Shipowners have made over $6 billion (£4.8 billion) since Russia’s invasion in 2022, selling ships to buyers in countries like India, Hong Kong, Vietnam, and the Seychelles, which are not participating in economic sanctions against Moscow. This is according to an investigation conducted by the Dutch investigative website Follow the Money (FTM). News outlets from nine countries were involved in the investigation.
The report found that Greek owners sold the largest number of oil tankers. 127 vessels were transferred to the secondary market, British companies sold 22 tankers, German operators sold 11, and Norwegian operators sold 8. Were it not for the demand for shadow vessels, most tankers would not have obtained the appropriate safety certificates and would have been sold for scrap at a fraction of the price. GospodarkaMorska.pl wrote about ship scrapping here.
In total, shipowners operating in 21 countries that have imposed sanctions on oil trade with Russia have sold tankers to the shadow fleet, according to an investigation conducted by Follow the Money (FTM). The shadow fleet is responsible for the transport of approximately 70% of all Russian oil exports, according to analyses of transport and STS operations conducted by a team of analysts working with the independent Kyiv School of Economics (KSE). Hundreds of freight transfers and vessel reflaggings were observed.
The report cited the case of two 15-year-old tankers belonging to a Greek shipowner that were sold to a company in Hanoi. The operator then changed the vessel’s flag from the Maltese Maritime Administration to Panama. These vessels later accepted cargoes of Russian oil from the Baltic port of Ust-Luga. The port was recently attacked by drones from Ukrainian intelligence services. GospodrakaMorska.pl reported on the attack here. Demand for oil tankers increased when upper price caps were introduced on crude oil. The best business was transporting cargo with shadow fleet vessels. “Many European shipowners had old tonnage that they believed wasn’t worth much. Suddenly, its value doubled – so they decided to sell it,” a Lloyd’s List analyst explained the financial basis of the operation to representatives of the FTM consortium.

Belgian Shipping Company Sells Tankers
Belgian shipping group CMB.Tech, among others, has capitalized on this tanker boom. The company sold five crude oil carriers for $135 million, which were added to its fleet in 2022 and early 2023. In a press release dated October 20, 2025, the company announced: “CMB.TECH has sold a number of tankers as part of its fleet renewal strategy, including three Suezmaxes (Selena, Cap Victor, and Cap Felix) for almost $120 million in late 2024 and three VLCCs (Iris, Hakata, and Hakone) in April 2025.”
● ● ● ● ● ● ●
Assigned task: According to the article about tanker sales to the shadow fleet, what share of Russian oil exports does the shadow fleet transport?

Input data:
● ● ● ● ● ● ●
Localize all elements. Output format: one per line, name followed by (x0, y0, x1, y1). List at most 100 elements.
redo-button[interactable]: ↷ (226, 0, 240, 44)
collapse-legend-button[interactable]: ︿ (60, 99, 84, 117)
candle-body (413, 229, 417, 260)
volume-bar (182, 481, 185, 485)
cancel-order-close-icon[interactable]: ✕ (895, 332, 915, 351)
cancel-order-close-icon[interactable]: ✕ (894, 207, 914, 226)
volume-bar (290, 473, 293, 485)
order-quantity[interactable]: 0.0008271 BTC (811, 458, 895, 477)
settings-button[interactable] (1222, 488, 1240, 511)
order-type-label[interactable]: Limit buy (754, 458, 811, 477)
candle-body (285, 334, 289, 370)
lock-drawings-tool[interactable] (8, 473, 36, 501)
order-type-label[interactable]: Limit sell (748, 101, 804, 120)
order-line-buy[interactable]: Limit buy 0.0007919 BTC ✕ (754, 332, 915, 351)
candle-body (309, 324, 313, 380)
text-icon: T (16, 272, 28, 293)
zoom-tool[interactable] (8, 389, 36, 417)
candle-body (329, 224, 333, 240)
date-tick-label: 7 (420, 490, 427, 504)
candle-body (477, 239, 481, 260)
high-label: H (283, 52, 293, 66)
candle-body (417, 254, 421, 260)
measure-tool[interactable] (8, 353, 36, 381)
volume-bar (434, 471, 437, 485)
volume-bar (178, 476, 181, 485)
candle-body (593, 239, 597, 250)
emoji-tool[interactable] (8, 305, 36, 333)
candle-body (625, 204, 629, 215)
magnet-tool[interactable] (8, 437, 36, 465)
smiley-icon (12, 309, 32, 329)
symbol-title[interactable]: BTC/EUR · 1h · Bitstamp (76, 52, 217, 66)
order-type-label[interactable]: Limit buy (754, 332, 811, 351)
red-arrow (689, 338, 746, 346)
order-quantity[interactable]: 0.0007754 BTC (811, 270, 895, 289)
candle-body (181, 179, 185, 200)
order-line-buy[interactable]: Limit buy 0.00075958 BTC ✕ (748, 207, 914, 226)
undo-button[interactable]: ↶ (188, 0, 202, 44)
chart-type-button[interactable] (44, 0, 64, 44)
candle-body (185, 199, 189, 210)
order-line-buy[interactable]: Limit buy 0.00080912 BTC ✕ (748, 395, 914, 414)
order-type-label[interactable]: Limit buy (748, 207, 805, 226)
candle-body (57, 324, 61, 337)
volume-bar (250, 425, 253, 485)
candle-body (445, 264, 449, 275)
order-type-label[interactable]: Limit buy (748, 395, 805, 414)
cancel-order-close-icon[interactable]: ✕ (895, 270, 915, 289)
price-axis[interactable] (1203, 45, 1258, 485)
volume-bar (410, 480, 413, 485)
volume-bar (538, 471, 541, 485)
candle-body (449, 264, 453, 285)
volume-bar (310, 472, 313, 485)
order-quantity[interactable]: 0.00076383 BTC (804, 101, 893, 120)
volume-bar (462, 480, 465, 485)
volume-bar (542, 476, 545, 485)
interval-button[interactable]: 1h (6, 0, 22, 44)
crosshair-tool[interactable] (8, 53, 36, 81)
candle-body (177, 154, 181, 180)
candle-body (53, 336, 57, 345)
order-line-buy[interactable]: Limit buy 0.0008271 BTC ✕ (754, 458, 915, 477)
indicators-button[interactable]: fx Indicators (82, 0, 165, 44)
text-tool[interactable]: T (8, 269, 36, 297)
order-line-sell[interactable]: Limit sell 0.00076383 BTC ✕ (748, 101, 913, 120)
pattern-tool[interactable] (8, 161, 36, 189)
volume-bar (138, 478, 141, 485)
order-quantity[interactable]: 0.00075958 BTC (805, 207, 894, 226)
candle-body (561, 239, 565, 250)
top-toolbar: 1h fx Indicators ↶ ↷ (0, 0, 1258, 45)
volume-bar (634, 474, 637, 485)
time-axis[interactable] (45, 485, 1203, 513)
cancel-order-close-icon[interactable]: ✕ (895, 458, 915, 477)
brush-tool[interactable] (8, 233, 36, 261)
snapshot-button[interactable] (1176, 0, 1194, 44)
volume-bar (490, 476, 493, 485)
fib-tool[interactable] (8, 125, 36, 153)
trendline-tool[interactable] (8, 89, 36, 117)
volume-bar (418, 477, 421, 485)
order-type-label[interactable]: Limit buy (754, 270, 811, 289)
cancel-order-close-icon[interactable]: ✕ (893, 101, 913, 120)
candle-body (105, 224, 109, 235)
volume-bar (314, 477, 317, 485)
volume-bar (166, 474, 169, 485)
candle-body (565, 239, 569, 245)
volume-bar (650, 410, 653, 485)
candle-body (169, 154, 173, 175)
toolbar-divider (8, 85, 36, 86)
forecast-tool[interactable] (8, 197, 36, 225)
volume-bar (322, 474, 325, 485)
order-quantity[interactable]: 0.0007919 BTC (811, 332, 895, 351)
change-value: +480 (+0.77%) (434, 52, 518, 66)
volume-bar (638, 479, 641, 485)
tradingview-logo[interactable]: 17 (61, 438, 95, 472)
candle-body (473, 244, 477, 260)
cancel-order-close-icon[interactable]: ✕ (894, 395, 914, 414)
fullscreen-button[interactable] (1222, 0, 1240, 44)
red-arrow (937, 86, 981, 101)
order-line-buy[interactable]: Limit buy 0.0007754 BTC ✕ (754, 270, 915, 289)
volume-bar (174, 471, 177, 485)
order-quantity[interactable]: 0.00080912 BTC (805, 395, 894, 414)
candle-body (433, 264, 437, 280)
● ● ● ● ● ● ●
Problem solution: Approximately 70% of all Russian oil exports.